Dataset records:
+++
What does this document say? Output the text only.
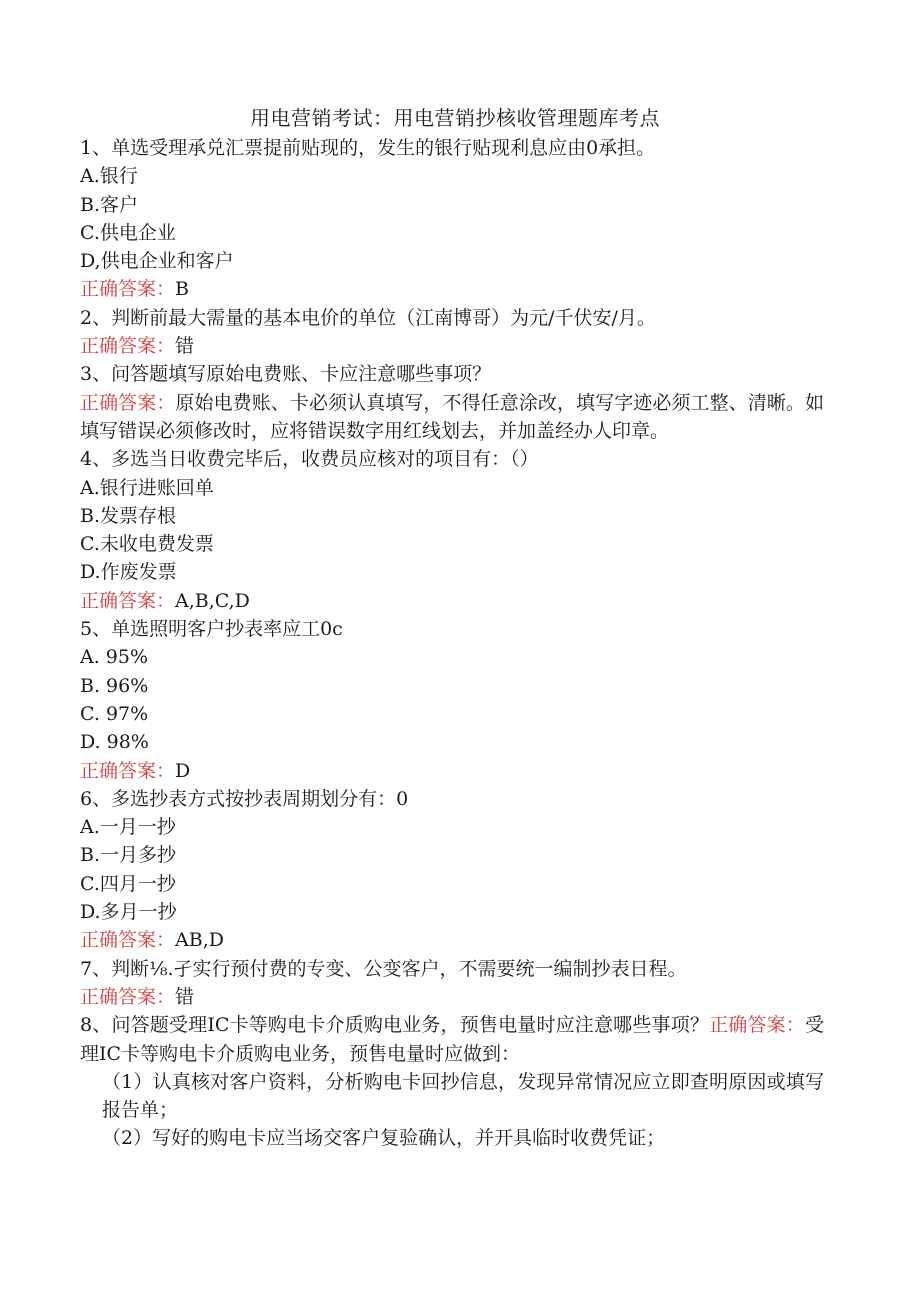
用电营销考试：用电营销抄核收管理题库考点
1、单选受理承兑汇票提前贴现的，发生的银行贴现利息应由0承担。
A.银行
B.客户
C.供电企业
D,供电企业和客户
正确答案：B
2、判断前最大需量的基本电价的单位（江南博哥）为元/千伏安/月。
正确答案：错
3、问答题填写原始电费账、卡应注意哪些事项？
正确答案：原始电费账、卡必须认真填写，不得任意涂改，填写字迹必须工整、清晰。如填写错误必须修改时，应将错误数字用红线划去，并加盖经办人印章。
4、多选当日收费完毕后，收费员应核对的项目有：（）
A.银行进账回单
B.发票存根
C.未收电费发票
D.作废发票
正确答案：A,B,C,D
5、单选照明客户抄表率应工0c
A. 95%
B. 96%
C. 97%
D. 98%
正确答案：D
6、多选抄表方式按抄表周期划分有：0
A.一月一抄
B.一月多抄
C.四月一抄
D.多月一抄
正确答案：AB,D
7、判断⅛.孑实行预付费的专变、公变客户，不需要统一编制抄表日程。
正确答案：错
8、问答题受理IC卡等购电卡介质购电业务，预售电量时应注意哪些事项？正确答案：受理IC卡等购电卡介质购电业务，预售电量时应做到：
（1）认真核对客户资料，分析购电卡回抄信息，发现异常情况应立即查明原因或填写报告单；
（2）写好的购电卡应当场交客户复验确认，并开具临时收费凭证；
+++
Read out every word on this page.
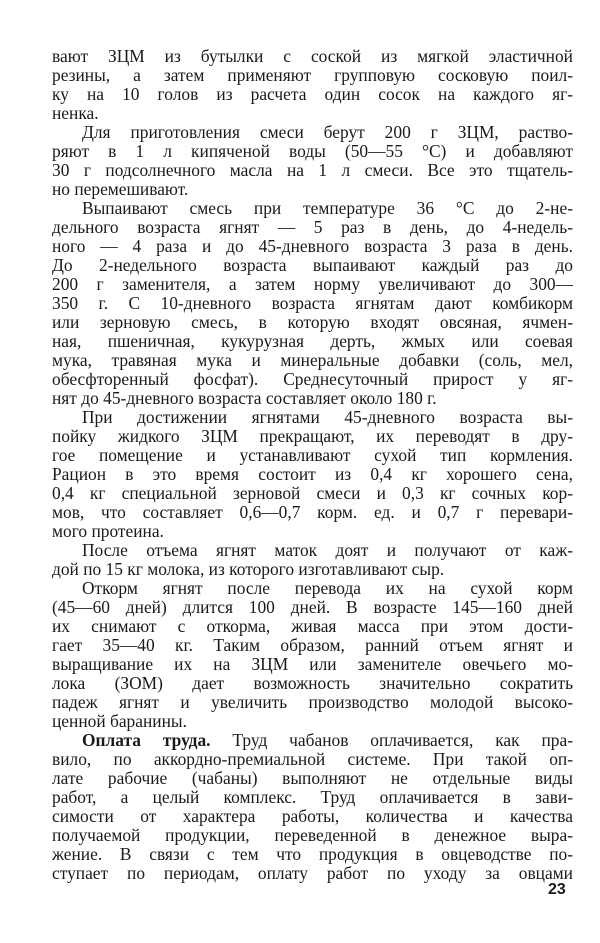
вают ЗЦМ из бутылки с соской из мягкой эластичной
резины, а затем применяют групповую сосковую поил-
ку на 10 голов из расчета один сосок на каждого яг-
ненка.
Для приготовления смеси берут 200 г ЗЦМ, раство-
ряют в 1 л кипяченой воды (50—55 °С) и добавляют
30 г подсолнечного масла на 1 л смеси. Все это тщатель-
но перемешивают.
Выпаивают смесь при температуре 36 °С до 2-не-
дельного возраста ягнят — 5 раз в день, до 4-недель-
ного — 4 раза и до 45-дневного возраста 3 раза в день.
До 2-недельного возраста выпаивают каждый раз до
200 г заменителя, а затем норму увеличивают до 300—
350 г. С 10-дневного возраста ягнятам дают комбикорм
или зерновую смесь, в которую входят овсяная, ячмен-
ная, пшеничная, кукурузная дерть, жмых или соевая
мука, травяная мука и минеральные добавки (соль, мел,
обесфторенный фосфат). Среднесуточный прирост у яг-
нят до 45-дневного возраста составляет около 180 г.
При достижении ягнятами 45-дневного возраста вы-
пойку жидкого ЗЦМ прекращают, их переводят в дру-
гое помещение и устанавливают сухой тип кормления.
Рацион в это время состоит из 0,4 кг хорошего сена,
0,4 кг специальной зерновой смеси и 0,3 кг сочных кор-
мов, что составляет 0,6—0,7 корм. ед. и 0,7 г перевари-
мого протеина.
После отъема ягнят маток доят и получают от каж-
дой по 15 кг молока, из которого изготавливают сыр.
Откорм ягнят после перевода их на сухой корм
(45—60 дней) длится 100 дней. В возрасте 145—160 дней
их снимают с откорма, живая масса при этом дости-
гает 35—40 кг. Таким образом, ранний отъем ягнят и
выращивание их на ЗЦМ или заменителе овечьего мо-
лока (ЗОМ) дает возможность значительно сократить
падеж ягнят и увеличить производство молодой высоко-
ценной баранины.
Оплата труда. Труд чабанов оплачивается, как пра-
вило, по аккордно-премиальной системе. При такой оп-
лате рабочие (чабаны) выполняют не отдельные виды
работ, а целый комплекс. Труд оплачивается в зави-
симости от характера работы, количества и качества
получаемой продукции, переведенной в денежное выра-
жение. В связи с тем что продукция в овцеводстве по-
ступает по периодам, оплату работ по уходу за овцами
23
+++
Written instruction: Pick out and copy the lines of the material that include the word "день".

Result of the exercise:
дельного возраста ягнят — 5 раз в день, до 4-недель-
ного — 4 раза и до 45-дневного возраста 3 раза в день.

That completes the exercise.